▸ **Kutipan Teks**
● ● ● ● ● ● ●

Tahap ke-6 adalah Understanding It Wasn’t Your Fault. Menyalahkan diri sendiri merupakan perwujudan dari pikiran yang menyesatkan. Keyakinan remaja bahwa permasalahan yang dialami adalah kesalahannya, akan membuat remaja terjebak, sehingga proses self-healing akan terhambat. Tahap ke-7 adalah Making Contact with Child Within. Agar remaja dapat menerima keadaan dan menerima diri sendiri secara utuh, remaja dapat mengingat kembali masa kecilnya. Tahap ke-8 adalah Trusting Yourself. Dalam diri semua individu, terdapat suara hati yang mengatakan perasaannya.

● ● ● ● ● ● ●

▸ **Data Mentah**
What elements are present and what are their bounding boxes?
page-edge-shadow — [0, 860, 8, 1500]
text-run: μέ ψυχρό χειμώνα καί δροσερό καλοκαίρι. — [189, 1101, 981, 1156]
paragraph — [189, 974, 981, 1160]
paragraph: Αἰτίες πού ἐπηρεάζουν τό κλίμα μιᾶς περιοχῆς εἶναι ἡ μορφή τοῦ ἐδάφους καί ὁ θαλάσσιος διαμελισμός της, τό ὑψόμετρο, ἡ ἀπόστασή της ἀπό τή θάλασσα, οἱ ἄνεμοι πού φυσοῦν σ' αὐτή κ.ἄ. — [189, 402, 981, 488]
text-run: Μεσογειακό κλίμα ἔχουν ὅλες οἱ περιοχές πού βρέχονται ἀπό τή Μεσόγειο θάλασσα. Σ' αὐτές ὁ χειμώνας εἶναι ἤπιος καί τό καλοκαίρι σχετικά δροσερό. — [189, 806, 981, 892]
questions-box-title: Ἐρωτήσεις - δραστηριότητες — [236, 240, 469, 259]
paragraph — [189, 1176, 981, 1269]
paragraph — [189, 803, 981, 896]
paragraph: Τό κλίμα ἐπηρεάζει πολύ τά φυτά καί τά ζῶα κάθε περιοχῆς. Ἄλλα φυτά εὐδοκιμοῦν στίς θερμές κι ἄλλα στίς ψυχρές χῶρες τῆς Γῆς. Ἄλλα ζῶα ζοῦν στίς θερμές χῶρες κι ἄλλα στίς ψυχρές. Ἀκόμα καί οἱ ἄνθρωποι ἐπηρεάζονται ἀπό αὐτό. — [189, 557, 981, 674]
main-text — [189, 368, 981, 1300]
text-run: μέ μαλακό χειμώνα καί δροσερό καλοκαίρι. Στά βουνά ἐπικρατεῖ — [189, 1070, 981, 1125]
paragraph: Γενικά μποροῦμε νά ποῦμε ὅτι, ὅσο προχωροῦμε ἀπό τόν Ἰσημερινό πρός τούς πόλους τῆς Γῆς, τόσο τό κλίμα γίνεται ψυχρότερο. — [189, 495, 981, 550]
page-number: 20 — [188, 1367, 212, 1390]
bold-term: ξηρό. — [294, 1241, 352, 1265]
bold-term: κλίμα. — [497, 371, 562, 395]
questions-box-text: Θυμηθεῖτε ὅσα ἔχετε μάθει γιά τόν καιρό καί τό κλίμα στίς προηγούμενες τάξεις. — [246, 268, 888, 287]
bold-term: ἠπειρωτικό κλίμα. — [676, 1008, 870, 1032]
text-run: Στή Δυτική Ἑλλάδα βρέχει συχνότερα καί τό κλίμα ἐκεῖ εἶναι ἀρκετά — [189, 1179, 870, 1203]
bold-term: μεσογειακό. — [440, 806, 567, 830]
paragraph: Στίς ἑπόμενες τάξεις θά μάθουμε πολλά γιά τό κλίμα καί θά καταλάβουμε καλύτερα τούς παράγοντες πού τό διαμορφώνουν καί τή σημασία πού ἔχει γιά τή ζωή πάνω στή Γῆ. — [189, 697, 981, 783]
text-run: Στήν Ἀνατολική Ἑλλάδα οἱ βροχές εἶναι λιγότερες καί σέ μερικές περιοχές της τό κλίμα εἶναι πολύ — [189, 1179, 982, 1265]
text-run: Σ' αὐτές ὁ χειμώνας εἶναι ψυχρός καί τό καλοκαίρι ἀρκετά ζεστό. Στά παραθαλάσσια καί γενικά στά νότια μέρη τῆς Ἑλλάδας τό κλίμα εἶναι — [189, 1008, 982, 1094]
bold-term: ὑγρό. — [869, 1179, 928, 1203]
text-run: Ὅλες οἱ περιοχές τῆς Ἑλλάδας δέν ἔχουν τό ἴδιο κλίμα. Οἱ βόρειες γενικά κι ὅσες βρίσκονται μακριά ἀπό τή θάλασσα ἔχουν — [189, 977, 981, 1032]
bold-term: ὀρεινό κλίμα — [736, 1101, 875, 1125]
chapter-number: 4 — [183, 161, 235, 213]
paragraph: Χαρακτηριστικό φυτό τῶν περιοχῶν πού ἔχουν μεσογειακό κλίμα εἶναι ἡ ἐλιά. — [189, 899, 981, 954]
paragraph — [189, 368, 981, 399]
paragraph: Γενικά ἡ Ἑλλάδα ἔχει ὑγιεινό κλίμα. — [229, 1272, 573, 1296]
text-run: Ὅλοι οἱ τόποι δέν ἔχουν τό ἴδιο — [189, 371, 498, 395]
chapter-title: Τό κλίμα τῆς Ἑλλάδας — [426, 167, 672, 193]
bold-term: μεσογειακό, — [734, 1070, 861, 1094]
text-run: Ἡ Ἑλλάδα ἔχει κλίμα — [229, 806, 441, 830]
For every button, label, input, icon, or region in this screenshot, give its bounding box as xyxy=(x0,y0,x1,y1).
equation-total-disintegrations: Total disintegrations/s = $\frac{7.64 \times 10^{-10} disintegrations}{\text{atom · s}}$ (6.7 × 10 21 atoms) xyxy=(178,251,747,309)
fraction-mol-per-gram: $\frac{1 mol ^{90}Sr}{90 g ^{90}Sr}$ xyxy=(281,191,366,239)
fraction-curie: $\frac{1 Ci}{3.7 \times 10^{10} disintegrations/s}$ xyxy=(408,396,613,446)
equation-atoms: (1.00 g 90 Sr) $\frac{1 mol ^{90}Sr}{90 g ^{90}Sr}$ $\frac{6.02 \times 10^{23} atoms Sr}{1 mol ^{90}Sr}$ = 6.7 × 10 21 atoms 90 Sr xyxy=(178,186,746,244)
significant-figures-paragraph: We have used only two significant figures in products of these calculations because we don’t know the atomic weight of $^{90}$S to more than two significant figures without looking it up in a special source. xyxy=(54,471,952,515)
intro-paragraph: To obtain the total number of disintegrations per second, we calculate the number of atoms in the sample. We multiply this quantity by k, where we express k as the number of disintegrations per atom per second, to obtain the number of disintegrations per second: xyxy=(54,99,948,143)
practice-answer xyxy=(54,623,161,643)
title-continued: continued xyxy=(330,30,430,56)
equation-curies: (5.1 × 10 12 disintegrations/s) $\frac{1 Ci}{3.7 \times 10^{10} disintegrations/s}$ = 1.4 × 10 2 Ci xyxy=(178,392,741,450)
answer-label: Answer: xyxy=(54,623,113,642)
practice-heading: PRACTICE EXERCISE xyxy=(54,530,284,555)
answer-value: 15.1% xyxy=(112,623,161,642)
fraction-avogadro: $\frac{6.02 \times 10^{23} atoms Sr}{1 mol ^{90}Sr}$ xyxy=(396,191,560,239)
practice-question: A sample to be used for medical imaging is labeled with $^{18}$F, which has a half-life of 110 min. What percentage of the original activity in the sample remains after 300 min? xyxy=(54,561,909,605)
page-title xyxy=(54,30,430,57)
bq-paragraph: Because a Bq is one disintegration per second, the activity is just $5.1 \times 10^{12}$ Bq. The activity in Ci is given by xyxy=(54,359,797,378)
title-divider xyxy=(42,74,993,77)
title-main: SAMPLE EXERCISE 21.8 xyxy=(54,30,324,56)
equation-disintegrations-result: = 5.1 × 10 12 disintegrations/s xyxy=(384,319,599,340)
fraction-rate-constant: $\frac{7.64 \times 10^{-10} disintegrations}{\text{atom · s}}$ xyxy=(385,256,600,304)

● ● ● ● ● ● ●

▸ **Petunjuk**
1. Salin kembali tanpa perubahan bagian teks tentang tahap self-healing remaja yang dibuka dengan kata-kata "Tahap ke-6 adalah" dan ditutup dengan "yang mengatakan perasaannya.".
2. Tuliskan ulang tanpa perubahan bagian catatan yang dibuka dengan baris pertama catatan dan ditutup dengan baris yang memuat "text-run: Μεσογειακό κλίμα". Kedua baris batas itu ikut disertakan.

▸ **Jawaban Tiap Tugas**
1.
Tahap ke-6 adalah Understanding It Wasn’t Your Fault. Menyalahkan diri sendiri merupakan perwujudan dari pikiran yang menyesatkan. Keyakinan remaja bahwa permasalahan yang dialami adalah kesalahannya, akan membuat remaja terjebak, sehingga proses self-healing akan terhambat. Tahap ke-7 adalah Making Contact with Child Within. Agar remaja dapat menerima keadaan dan menerima diri sendiri secara utuh, remaja dapat mengingat kembali masa kecilnya. Tahap ke-8 adalah Trusting Yourself. Dalam diri semua individu, terdapat suara hati yang mengatakan perasaannya.

2.
What elements are present and what are their bounding boxes?
page-edge-shadow — [0, 860, 8, 1500]
text-run: μέ ψυχρό χειμώνα καί δροσερό καλοκαίρι. — [189, 1101, 981, 1156]
paragraph — [189, 974, 981, 1160]
paragraph: Αἰτίες πού ἐπηρεάζουν τό κλίμα μιᾶς περιοχῆς εἶναι ἡ μορφή τοῦ ἐδάφους καί ὁ θαλάσσιος διαμελισμός της, τό ὑψόμετρο, ἡ ἀπόστασή της ἀπό τή θάλασσα, οἱ ἄνεμοι πού φυσοῦν σ' αὐτή κ.ἄ. — [189, 402, 981, 488]
text-run: Μεσογειακό κλίμα ἔχουν ὅλες οἱ περιοχές πού βρέχονται ἀπό τή Μεσόγειο θάλασσα. Σ' αὐτές ὁ χειμώνας εἶναι ἤπιος καί τό καλοκαίρι σχετικά δροσερό. — [189, 806, 981, 892]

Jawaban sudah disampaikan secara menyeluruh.